* EXTRACTED ENTRIES
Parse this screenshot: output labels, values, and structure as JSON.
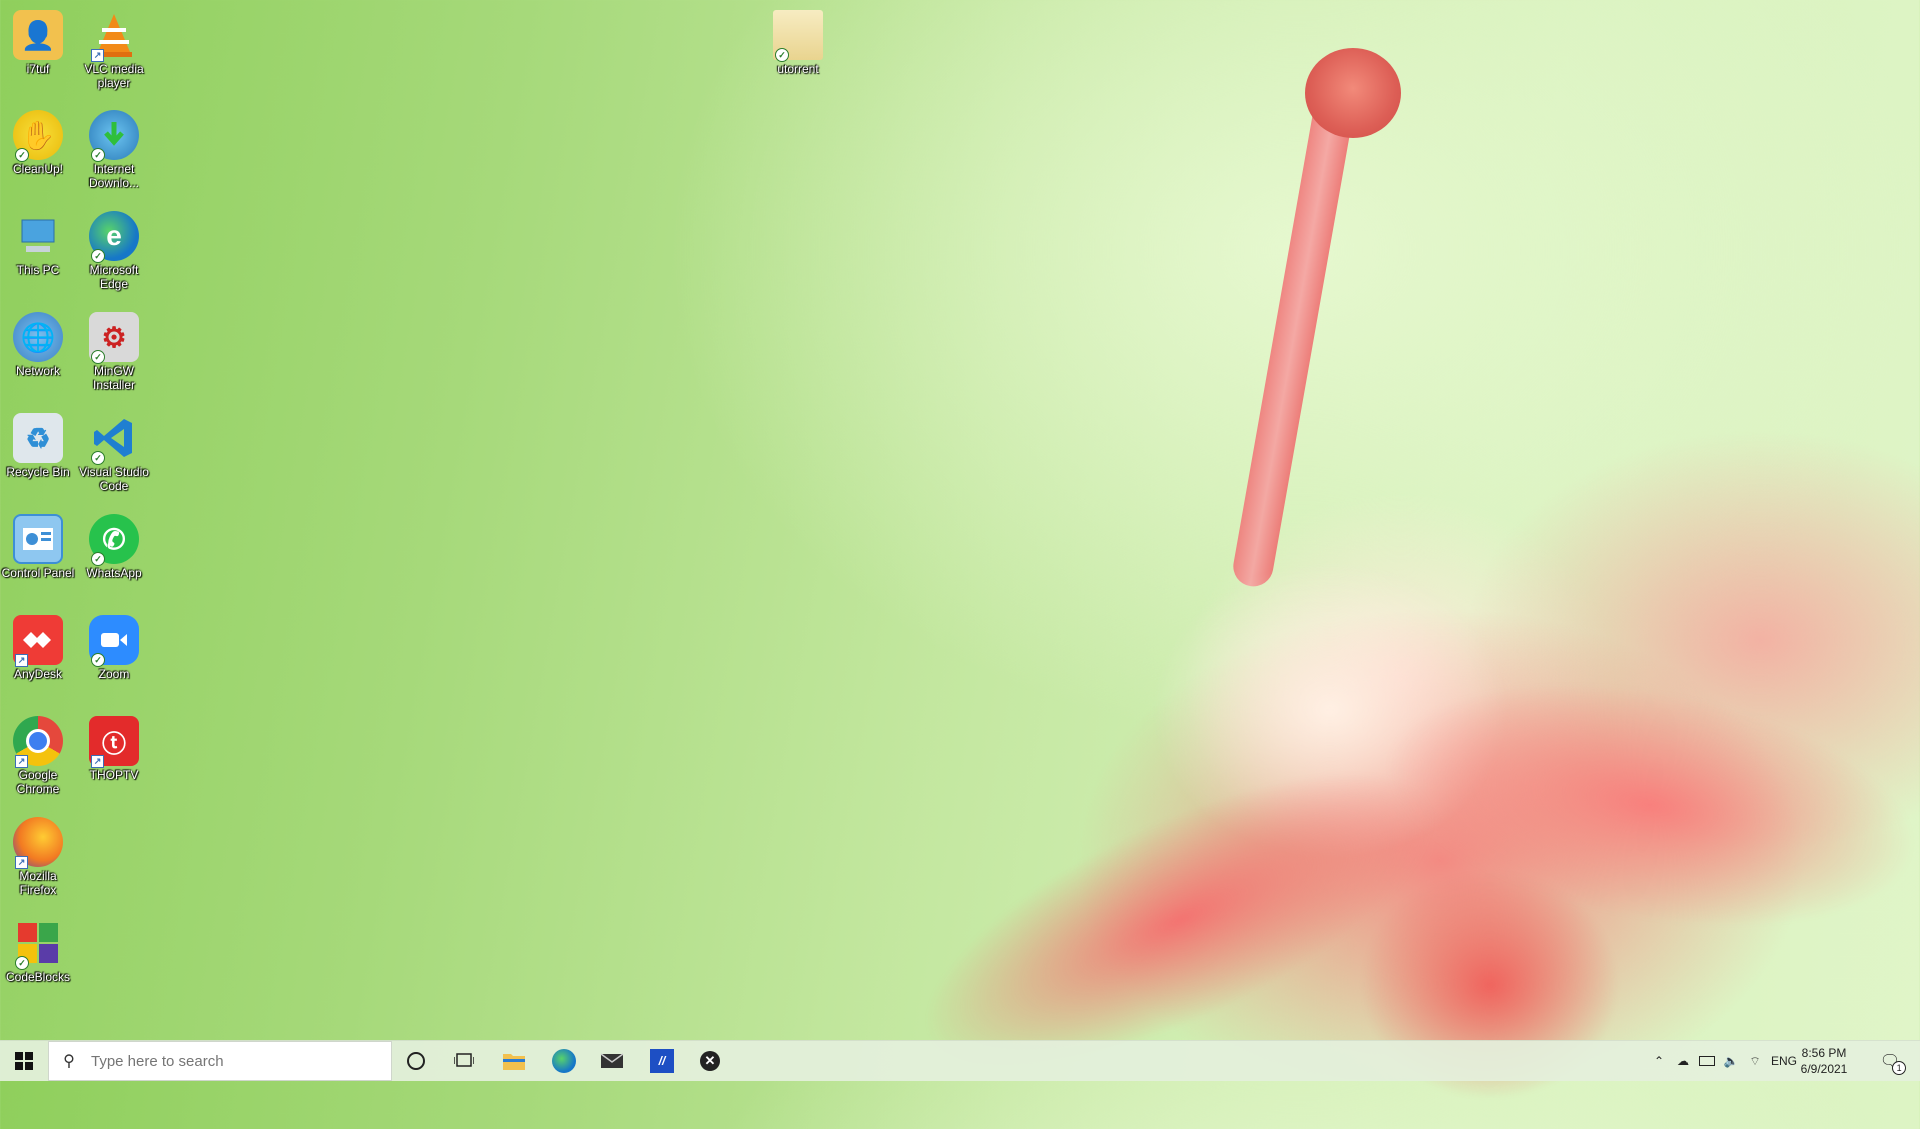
{
  "desktop": {
    "icons": [
      {
        "id": "i7tuf",
        "label": "i7tuf",
        "icon": "user-folder-icon",
        "color": "#f2c14e",
        "badge": "none"
      },
      {
        "id": "vlc",
        "label": "VLC media player",
        "icon": "vlc-icon",
        "color": "#f28a18",
        "badge": "shortcut"
      },
      {
        "id": "cleanup",
        "label": "CleanUp!",
        "icon": "cleanup-icon",
        "color": "#f6d31b",
        "badge": "check"
      },
      {
        "id": "idm",
        "label": "Internet Downlo...",
        "icon": "internet-download-manager-icon",
        "color": "#2a8f3a",
        "badge": "check"
      },
      {
        "id": "thispc",
        "label": "This PC",
        "icon": "computer-icon",
        "color": "#4aa3df",
        "badge": "none"
      },
      {
        "id": "edge",
        "label": "Microsoft Edge",
        "icon": "edge-icon",
        "color": "#1677c8",
        "badge": "check"
      },
      {
        "id": "network",
        "label": "Network",
        "icon": "network-icon",
        "color": "#3b82c4",
        "badge": "none"
      },
      {
        "id": "mingw",
        "label": "MinGW Installer",
        "icon": "mingw-installer-icon",
        "color": "#8a8a8a",
        "badge": "check"
      },
      {
        "id": "recycle",
        "label": "Recycle Bin",
        "icon": "recycle-bin-icon",
        "color": "#c9d5dc",
        "badge": "none"
      },
      {
        "id": "vscode",
        "label": "Visual Studio Code",
        "icon": "vscode-icon",
        "color": "#1f7fd1",
        "badge": "check"
      },
      {
        "id": "controlpanel",
        "label": "Control Panel",
        "icon": "control-panel-icon",
        "color": "#3d8fd6",
        "badge": "none"
      },
      {
        "id": "whatsapp",
        "label": "WhatsApp",
        "icon": "whatsapp-icon",
        "color": "#27c24c",
        "badge": "check"
      },
      {
        "id": "anydesk",
        "label": "AnyDesk",
        "icon": "anydesk-icon",
        "color": "#ef3b36",
        "badge": "shortcut"
      },
      {
        "id": "zoom",
        "label": "Zoom",
        "icon": "zoom-icon",
        "color": "#2d8cff",
        "badge": "check"
      },
      {
        "id": "chrome",
        "label": "Google Chrome",
        "icon": "chrome-icon",
        "color": "#e5483c",
        "badge": "shortcut"
      },
      {
        "id": "thoptv",
        "label": "THOPTV",
        "icon": "thoptv-icon",
        "color": "#e32b2b",
        "badge": "shortcut"
      },
      {
        "id": "firefox",
        "label": "Mozilla Firefox",
        "icon": "firefox-icon",
        "color": "#f27a22",
        "badge": "shortcut"
      },
      {
        "id": "codeblocks",
        "label": "CodeBlocks",
        "icon": "codeblocks-icon",
        "color": "#3aa64a",
        "badge": "check"
      },
      {
        "id": "utorrent",
        "label": "utorrent",
        "icon": "folder-icon",
        "color": "#f2e4b0",
        "badge": "check"
      }
    ]
  },
  "taskbar": {
    "search_placeholder": "Type here to search",
    "pinned": [
      {
        "name": "cortana-icon"
      },
      {
        "name": "task-view-icon"
      },
      {
        "name": "file-explorer-icon"
      },
      {
        "name": "edge-icon"
      },
      {
        "name": "mail-icon"
      },
      {
        "name": "app-icon"
      },
      {
        "name": "xbox-icon"
      }
    ],
    "tray": {
      "language": "ENG",
      "time": "8:56 PM",
      "date": "6/9/2021",
      "notification_count": "1"
    }
  }
}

* PROBLEM REQUIREMENTS
Whenever "name" turns up in a line, pick that line out.

* COMPLETE ANSWER
        "name": "cortana-icon"
        "name": "task-view-icon"
        "name": "file-explorer-icon"
        "name": "edge-icon"
        "name": "mail-icon"
        "name": "app-icon"
        "name": "xbox-icon"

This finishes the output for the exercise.